### DATA EXTRACT:

————————

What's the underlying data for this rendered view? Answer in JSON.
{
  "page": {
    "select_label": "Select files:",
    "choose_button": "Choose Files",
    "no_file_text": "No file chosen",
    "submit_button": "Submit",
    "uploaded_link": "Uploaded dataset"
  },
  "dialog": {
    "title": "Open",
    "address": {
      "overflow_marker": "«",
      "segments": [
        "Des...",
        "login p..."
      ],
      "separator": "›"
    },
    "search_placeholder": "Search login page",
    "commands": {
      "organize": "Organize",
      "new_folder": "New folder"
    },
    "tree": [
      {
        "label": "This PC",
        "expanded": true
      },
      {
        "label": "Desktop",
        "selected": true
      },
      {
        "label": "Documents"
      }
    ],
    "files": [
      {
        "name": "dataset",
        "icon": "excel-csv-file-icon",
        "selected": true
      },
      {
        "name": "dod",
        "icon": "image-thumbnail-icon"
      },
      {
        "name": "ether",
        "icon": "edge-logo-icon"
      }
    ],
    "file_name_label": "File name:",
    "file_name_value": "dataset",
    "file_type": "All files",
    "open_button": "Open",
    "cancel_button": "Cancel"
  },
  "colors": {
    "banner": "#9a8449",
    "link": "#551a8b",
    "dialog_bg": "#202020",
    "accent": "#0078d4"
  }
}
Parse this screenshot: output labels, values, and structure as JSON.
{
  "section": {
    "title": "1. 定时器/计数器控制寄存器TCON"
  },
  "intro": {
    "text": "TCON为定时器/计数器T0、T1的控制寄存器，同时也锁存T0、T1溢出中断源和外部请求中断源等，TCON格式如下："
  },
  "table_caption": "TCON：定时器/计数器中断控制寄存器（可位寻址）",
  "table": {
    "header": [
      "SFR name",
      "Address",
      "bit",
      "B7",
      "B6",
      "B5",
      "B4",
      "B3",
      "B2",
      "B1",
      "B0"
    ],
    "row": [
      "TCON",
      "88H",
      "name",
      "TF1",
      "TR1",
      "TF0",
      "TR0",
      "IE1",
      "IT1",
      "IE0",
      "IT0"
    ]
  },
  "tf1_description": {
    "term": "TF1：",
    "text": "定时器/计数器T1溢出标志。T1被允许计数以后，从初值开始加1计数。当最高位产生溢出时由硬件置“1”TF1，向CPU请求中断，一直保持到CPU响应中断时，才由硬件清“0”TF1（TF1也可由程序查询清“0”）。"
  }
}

————————

### WORK TO DO:
Make an exact copy of all the data.

### CORRECT OUTPUT:
What's the underlying data for this rendered view? Answer in JSON.
{
  "page": {
    "select_label": "Select files:",
    "choose_button": "Choose Files",
    "no_file_text": "No file chosen",
    "submit_button": "Submit",
    "uploaded_link": "Uploaded dataset"
  },
  "dialog": {
    "title": "Open",
    "address": {
      "overflow_marker": "«",
      "segments": [
        "Des...",
        "login p..."
      ],
      "separator": "›"
    },
    "search_placeholder": "Search login page",
    "commands": {
      "organize": "Organize",
      "new_folder": "New folder"
    },
    "tree": [
      {
        "label": "This PC",
        "expanded": true
      },
      {
        "label": "Desktop",
        "selected": true
      },
      {
        "label": "Documents"
      }
    ],
    "files": [
      {
        "name": "dataset",
        "icon": "excel-csv-file-icon",
        "selected": true
      },
      {
        "name": "dod",
        "icon": "image-thumbnail-icon"
      },
      {
        "name": "ether",
        "icon": "edge-logo-icon"
      }
    ],
    "file_name_label": "File name:",
    "file_name_value": "dataset",
    "file_type": "All files",
    "open_button": "Open",
    "cancel_button": "Cancel"
  },
  "colors": {
    "banner": "#9a8449",
    "link": "#551a8b",
    "dialog_bg": "#202020",
    "accent": "#0078d4"
  }
}
Parse this screenshot: output labels, values, and structure as JSON.
{
  "section": {
    "title": "1. 定时器/计数器控制寄存器TCON"
  },
  "intro": {
    "text": "TCON为定时器/计数器T0、T1的控制寄存器，同时也锁存T0、T1溢出中断源和外部请求中断源等，TCON格式如下："
  },
  "table_caption": "TCON：定时器/计数器中断控制寄存器（可位寻址）",
  "table": {
    "header": [
      "SFR name",
      "Address",
      "bit",
      "B7",
      "B6",
      "B5",
      "B4",
      "B3",
      "B2",
      "B1",
      "B0"
    ],
    "row": [
      "TCON",
      "88H",
      "name",
      "TF1",
      "TR1",
      "TF0",
      "TR0",
      "IE1",
      "IT1",
      "IE0",
      "IT0"
    ]
  },
  "tf1_description": {
    "term": "TF1：",
    "text": "定时器/计数器T1溢出标志。T1被允许计数以后，从初值开始加1计数。当最高位产生溢出时由硬件置“1”TF1，向CPU请求中断，一直保持到CPU响应中断时，才由硬件清“0”TF1（TF1也可由程序查询清“0”）。"
  }
}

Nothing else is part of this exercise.